DATA FOR THIS EXERCISE:
____________

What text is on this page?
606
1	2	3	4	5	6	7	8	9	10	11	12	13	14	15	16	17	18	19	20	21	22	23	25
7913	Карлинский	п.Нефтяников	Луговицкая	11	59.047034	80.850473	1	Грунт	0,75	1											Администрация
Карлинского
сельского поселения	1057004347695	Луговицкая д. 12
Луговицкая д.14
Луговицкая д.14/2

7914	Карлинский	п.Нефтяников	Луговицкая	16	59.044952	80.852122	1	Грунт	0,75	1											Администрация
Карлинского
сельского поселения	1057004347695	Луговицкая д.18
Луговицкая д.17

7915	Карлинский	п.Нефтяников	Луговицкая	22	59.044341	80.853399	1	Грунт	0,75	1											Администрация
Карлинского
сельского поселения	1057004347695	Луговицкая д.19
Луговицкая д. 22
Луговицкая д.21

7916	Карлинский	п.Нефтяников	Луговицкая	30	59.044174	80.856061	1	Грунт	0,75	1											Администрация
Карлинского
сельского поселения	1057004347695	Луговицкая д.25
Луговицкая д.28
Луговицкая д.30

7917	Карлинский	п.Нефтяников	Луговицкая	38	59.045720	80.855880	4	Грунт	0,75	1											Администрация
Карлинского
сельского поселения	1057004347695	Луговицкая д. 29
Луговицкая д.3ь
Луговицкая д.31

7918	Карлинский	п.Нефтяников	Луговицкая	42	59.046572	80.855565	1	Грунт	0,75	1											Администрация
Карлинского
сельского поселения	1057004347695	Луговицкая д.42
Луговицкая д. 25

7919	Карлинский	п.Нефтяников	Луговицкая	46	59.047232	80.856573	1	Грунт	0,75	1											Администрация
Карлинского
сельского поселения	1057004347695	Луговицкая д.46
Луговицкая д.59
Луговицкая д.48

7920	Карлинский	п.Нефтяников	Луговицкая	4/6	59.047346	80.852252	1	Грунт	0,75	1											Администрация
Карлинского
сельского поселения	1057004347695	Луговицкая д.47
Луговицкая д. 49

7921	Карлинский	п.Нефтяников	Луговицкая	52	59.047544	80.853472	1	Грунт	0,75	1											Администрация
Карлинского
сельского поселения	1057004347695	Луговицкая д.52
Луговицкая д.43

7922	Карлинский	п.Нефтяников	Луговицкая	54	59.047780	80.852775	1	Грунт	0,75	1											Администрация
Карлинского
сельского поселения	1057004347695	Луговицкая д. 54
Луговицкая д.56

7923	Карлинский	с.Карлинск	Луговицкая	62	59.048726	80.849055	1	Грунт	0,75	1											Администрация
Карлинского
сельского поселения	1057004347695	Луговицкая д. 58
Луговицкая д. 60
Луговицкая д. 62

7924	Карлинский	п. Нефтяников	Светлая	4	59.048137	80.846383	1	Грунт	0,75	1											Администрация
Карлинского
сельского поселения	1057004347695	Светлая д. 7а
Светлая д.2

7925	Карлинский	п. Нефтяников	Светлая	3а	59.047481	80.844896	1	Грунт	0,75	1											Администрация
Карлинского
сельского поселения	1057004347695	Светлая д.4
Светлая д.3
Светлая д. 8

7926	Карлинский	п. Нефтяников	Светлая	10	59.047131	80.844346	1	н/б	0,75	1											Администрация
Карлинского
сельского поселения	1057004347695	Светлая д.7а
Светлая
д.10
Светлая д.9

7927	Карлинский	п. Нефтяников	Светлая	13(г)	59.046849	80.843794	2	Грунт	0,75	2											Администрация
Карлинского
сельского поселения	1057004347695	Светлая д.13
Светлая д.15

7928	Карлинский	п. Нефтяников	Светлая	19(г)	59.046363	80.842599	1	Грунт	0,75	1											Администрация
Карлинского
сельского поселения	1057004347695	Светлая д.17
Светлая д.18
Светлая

____________

TASK PROMPT:
Copy out each record, keeping every word as it is.

WRITTEN RESPONSE:
What text is on this page?
606
1	2	3	4	5	6	7	8	9	10	11	12	13	14	15	16	17	18	19	20	21	22	23	25
7913	Карлинский	п.Нефтяников	Луговицкая	11	59.047034	80.850473	1	Грунт	0,75	1											Администрация
Карлинского
сельского поселения	1057004347695	Луговицкая д. 12
Луговицкая д.14
Луговицкая д.14/2

7914	Карлинский	п.Нефтяников	Луговицкая	16	59.044952	80.852122	1	Грунт	0,75	1											Администрация
Карлинского
сельского поселения	1057004347695	Луговицкая д.18
Луговицкая д.17

7915	Карлинский	п.Нефтяников	Луговицкая	22	59.044341	80.853399	1	Грунт	0,75	1											Администрация
Карлинского
сельского поселения	1057004347695	Луговицкая д.19
Луговицкая д. 22
Луговицкая д.21

7916	Карлинский	п.Нефтяников	Луговицкая	30	59.044174	80.856061	1	Грунт	0,75	1											Администрация
Карлинского
сельского поселения	1057004347695	Луговицкая д.25
Луговицкая д.28
Луговицкая д.30

7917	Карлинский	п.Нефтяников	Луговицкая	38	59.045720	80.855880	4	Грунт	0,75	1											Администрация
Карлинского
сельского поселения	1057004347695	Луговицкая д. 29
Луговицкая д.3ь
Луговицкая д.31

7918	Карлинский	п.Нефтяников	Луговицкая	42	59.046572	80.855565	1	Грунт	0,75	1											Администрация
Карлинского
сельского поселения	1057004347695	Луговицкая д.42
Луговицкая д. 25

7919	Карлинский	п.Нефтяников	Луговицкая	46	59.047232	80.856573	1	Грунт	0,75	1											Администрация
Карлинского
сельского поселения	1057004347695	Луговицкая д.46
Луговицкая д.59
Луговицкая д.48

7920	Карлинский	п.Нефтяников	Луговицкая	4/6	59.047346	80.852252	1	Грунт	0,75	1											Администрация
Карлинского
сельского поселения	1057004347695	Луговицкая д.47
Луговицкая д. 49

7921	Карлинский	п.Нефтяников	Луговицкая	52	59.047544	80.853472	1	Грунт	0,75	1											Администрация
Карлинского
сельского поселения	1057004347695	Луговицкая д.52
Луговицкая д.43

7922	Карлинский	п.Нефтяников	Луговицкая	54	59.047780	80.852775	1	Грунт	0,75	1											Администрация
Карлинского
сельского поселения	1057004347695	Луговицкая д. 54
Луговицкая д.56

7923	Карлинский	с.Карлинск	Луговицкая	62	59.048726	80.849055	1	Грунт	0,75	1											Администрация
Карлинского
сельского поселения	1057004347695	Луговицкая д. 58
Луговицкая д. 60
Луговицкая д. 62

7924	Карлинский	п. Нефтяников	Светлая	4	59.048137	80.846383	1	Грунт	0,75	1											Администрация
Карлинского
сельского поселения	1057004347695	Светлая д. 7а
Светлая д.2

7925	Карлинский	п. Нефтяников	Светлая	3а	59.047481	80.844896	1	Грунт	0,75	1											Администрация
Карлинского
сельского поселения	1057004347695	Светлая д.4
Светлая д.3
Светлая д. 8

7926	Карлинский	п. Нефтяников	Светлая	10	59.047131	80.844346	1	н/б	0,75	1											Администрация
Карлинского
сельского поселения	1057004347695	Светлая д.7а
Светлая
д.10
Светлая д.9

7927	Карлинский	п. Нефтяников	Светлая	13(г)	59.046849	80.843794	2	Грунт	0,75	2											Администрация
Карлинского
сельского поселения	1057004347695	Светлая д.13
Светлая д.15

7928	Карлинский	п. Нефтяников	Светлая	19(г)	59.046363	80.842599	1	Грунт	0,75	1											Администрация
Карлинского
сельского поселения	1057004347695	Светлая д.17
Светлая д.18
Светлая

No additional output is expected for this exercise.